◆ Data extract
---

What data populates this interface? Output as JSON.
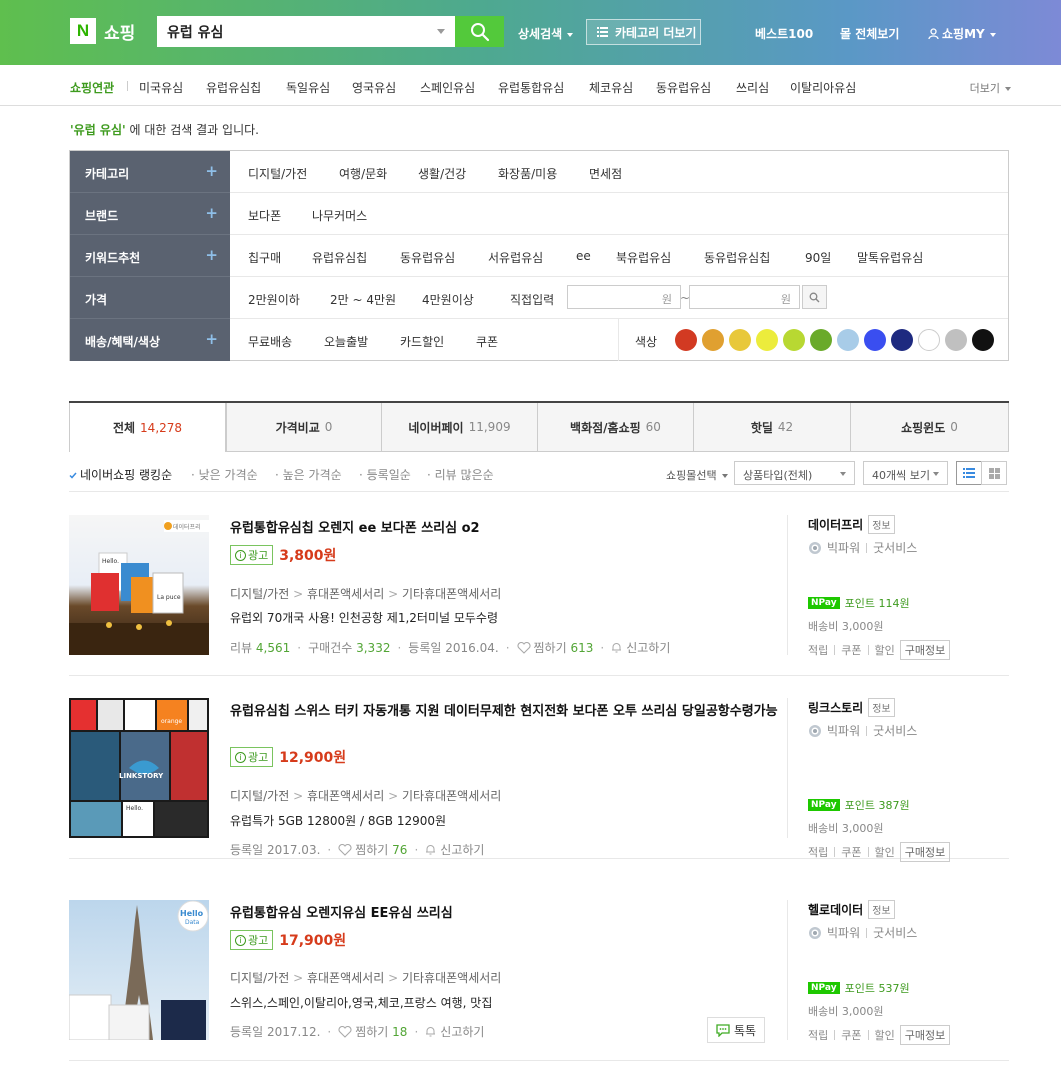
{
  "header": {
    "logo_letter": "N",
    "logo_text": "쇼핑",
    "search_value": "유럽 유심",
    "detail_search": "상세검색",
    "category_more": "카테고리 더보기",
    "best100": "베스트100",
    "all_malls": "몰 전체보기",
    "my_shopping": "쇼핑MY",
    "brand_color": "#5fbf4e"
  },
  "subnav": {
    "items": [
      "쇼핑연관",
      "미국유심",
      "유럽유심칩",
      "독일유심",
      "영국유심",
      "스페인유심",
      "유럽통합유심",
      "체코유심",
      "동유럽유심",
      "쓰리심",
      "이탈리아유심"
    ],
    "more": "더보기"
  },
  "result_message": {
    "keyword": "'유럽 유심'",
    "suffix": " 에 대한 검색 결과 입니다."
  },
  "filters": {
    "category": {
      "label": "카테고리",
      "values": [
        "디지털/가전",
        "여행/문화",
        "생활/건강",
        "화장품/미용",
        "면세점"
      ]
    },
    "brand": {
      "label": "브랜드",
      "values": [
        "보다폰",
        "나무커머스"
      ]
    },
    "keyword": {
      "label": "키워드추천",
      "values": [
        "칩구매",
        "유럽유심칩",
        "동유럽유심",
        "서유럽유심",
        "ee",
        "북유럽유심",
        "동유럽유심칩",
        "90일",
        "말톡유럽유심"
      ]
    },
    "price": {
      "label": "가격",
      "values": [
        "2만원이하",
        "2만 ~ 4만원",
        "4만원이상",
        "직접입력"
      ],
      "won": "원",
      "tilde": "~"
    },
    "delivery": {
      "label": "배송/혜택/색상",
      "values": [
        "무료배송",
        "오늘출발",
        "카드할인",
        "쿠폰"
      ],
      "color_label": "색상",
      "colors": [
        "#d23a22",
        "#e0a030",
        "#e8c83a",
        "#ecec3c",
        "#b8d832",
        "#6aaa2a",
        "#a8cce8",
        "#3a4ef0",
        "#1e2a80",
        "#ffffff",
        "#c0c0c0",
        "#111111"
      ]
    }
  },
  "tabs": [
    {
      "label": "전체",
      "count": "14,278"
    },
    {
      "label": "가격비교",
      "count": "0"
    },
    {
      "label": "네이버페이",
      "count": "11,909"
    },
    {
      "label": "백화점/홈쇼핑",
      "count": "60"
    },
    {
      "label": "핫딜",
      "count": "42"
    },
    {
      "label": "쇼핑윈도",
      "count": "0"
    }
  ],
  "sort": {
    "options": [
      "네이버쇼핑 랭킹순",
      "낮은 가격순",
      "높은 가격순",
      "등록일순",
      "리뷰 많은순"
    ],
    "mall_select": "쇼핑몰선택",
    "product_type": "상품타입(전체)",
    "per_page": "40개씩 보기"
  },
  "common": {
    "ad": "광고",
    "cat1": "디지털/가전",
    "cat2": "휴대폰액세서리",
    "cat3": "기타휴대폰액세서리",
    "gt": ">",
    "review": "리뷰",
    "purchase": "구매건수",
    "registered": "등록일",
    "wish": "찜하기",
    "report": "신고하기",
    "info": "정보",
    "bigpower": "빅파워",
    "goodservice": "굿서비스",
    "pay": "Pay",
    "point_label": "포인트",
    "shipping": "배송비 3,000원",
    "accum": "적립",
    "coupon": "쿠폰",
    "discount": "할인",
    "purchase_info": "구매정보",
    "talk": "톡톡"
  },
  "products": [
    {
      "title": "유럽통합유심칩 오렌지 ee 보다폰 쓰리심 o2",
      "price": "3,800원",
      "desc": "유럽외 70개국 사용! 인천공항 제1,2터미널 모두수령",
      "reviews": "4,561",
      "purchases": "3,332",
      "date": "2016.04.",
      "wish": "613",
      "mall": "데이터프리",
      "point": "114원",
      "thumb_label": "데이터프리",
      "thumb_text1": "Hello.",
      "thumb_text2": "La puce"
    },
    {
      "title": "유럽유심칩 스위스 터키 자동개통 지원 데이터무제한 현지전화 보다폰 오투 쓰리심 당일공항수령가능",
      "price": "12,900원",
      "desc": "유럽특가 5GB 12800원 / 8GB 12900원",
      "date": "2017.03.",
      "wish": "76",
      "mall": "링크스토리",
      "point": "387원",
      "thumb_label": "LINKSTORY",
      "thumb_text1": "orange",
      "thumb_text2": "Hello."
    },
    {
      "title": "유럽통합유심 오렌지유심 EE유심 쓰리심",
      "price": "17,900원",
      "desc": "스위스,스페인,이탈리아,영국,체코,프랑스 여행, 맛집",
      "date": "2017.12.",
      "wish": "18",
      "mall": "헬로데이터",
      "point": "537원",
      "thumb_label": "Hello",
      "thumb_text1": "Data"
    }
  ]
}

---

◆ Task instructions
Where a line above contains the string "desc", copy that line.

◆ Final answer
      "desc": "유럽외 70개국 사용! 인천공항 제1,2터미널 모두수령",
      "desc": "유럽특가 5GB 12800원 / 8GB 12900원",
      "desc": "스위스,스페인,이탈리아,영국,체코,프랑스 여행, 맛집",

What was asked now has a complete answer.